Soy de aquellos a los que les gustan las cosas claras y el chocolate espeso, así que comparto con regocijo la idea expresada hace unos días por Cristina Fallarás en un artículo titulado Que vuelva Juan Carlos I, por favor. Un republicano, en efecto, no tiene el menor problema, al contrario, en que el Emérito vuelva a casa por Navidad. Se confirmaría así de una puñetera vez lo que los republicanos llevamos meses anticipando: que las investigaciones sobre sus presuntas corruptelas no llevarían a ninguna parte, que serían archivadas por falta de pruebas, prescripción, inviolabilidad o, si es menester, intervención divina. Que los cortesanos aprovecharían el carpetazo para salir en tromba exigiendo que se le rindan homenajes, pleitesías y desagravios. Y que la Prensa bizcochona, que durante lustros silenció sus desmanes, repetiría la ajada y cansina monserga de sus servicios a la patria durante la Transición.

Si el regreso a España del Borbón campechano plantea algún problema, este lo tienen más bien su hijo y su nuera, que deberían afrontar una situación incómoda. Leo en El País que el Gobierno deja en manos de Felipe VI la decisión sobre el regreso de su progenitor. Normal, todos sabemos que fue el preparadísimo monarca actual quien lo puso de patitas en la calle en el verano de 2020 para intentar desmarcarse de sus pillerías y aparentar decencia. Aunque, bueno, la vuelta del Emérito también resultaría embarazosa para Pedro Sánchez y esos socialistas que afirman que sus presuntas irregularidades económicas y fiscales no tienen nada que ver con la institución monárquica. ¡Menuda sandez! Como si Juan Carlos no hubiera cobrado presuntas comisiones fiscalmente opacas precisamente por ser el jefe —y, luego, exjefe— del Estado español. Como si ustedes y yo pudiéramos exhibir nuestra influencia y nuestros contactos para mediar en la construcción de un AVE a La Meca o la venta de armas a autocracias del Golfo.

Un republicano no tiene el menor problema en que el régimen vuelva a exhibir sus vergüenzas con el cierre en falso de los líos del Emérito y su regreso a la patria

No, un republicano no tiene el menor problema en que el régimen vuelva a exhibir sus vergüenzas con el cierre en falso de los líos del Emérito y su regreso a la patria. Un republicano sabe que la corrupción es intrínseca a la institución monárquica. ¿Que por qué lo sabe? Pues muy sencillo: porque un republicano está a favor de la meritocracia y la democracia, porque considera taxativamente injusto que alguien esté destinado desde su nacimiento a ocupar la jefatura del Estado de modo vitalicio e inviolable. Sin presentarse jamás a unas elecciones o, al menos, unas oposiciones, tan solo porque un buen día sus padres echaron un polvo.

^^^^^^^^

## Lista de tareas
#1 Responde con lo que dice el texto sobre el regreso del Emérito:
(a) ¿Cómo se titula el artículo de Cristina Fallarás que se menciona?
(b) Según lo que se lee en El País, ¿en manos de quién deja el Gobierno la decisión sobre el regreso?
(c) ¿A favor de qué dos cosas está un republicano?
#2 Sigue escribiendo el texto sobre el regreso del Emérito a partir de su última frase, con el mismo tono.

## Datos registrados
^^^^^^^^

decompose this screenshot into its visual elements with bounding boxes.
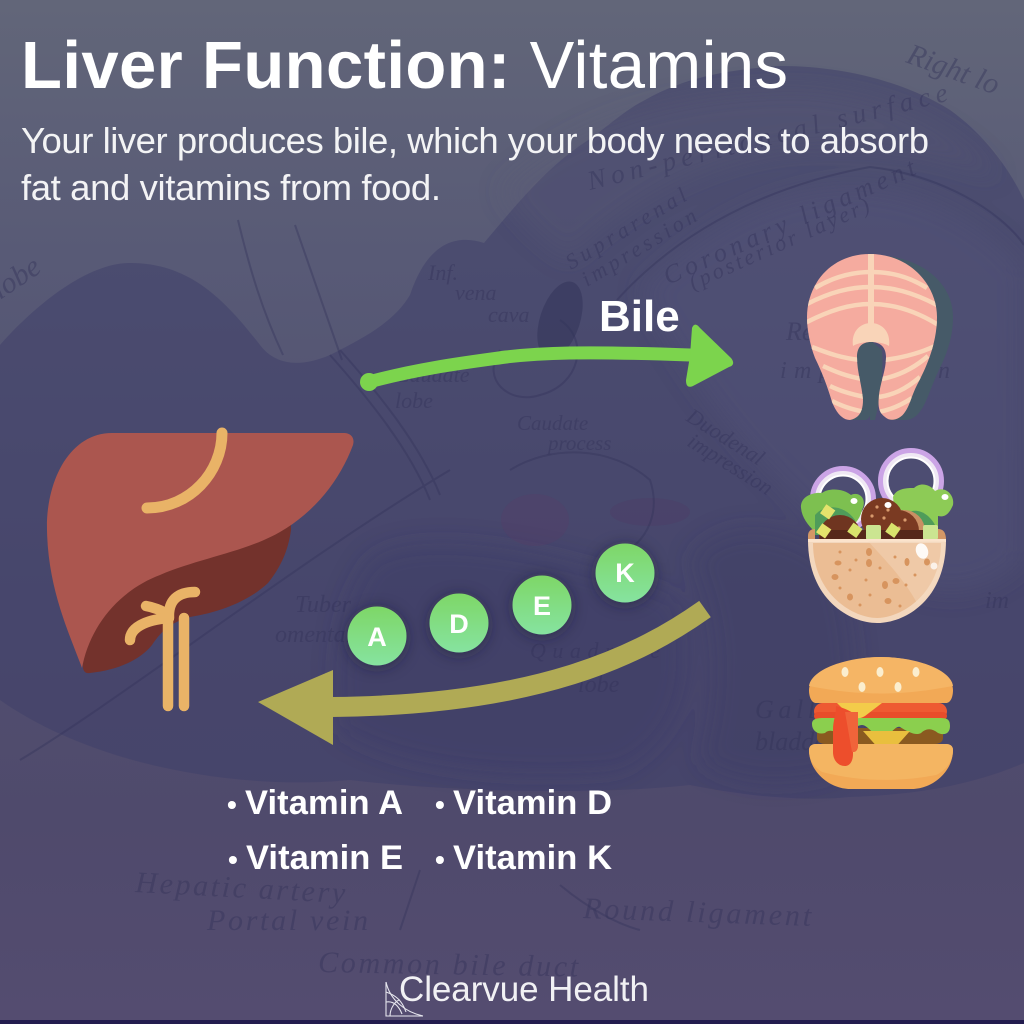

^^^^^^^^

## Respuestas por tarea
#1
(a) Que vuelva Juan Carlos I, por favor.
(b) En manos de Felipe VI.
(c) De la meritocracia y la democracia.

#2
Fuera caretas, pues. Vuelva a casa don Juan Carlos, reciba los parabienes de las reinonas de las mañanas televisivas y cúlpese de todos sus pecadillos a esa retahíla de malas compañías que se han aprovechado de su proverbial bondad: Corinna Larsen, los jeques del Golfo, Iñaki Urdangarin, Manuel Prado y Colón de Carvajal, Javier de la Rosa, Alfonso Armada… Hasta sería bueno que su hijo se lo perdonara todo —la lubricidad, los disgustos a mamá, los negocietes turbios, los engaños al fisco…— y le devolviera la paguilla y dejara vivir en palacio. No es bueno que la familia esté desunida.

Los vergonzantes monárquicos del centroizquierda nos predicaron durante lustros que, a falta de legitimidad democrática y meritocrática, la monarquía era buena para la siempre complicada España como factor de ejemplaridad pública y privada y cemento de la unidad territorial. Urdangarin y el propio Juan Carlos desmintieron clamorosamente lo primero; Felipe VI, con su partidista belicosidad en la crisis catalana, se cargó lo segundo. Ahora a esa gente tan solo le queda el argumento de que el país tiene problemas más graves que la forma del Estado, lo que viene a ser como decir que uno no debe cuidar su colesterol porque ha atrapado una gripe. Pero sea, aceptémoslo. No somos los republicanos los que vamos a proponer que el pueblo español sea consultado democráticamente sobre el asunto en los próximos años, no tenemos la menor prisa. Entretanto, asistimos —con regocijo, insisto— a la tozudez con que la Casa de Borbón se pone en evidencia. Está en su naturaleza.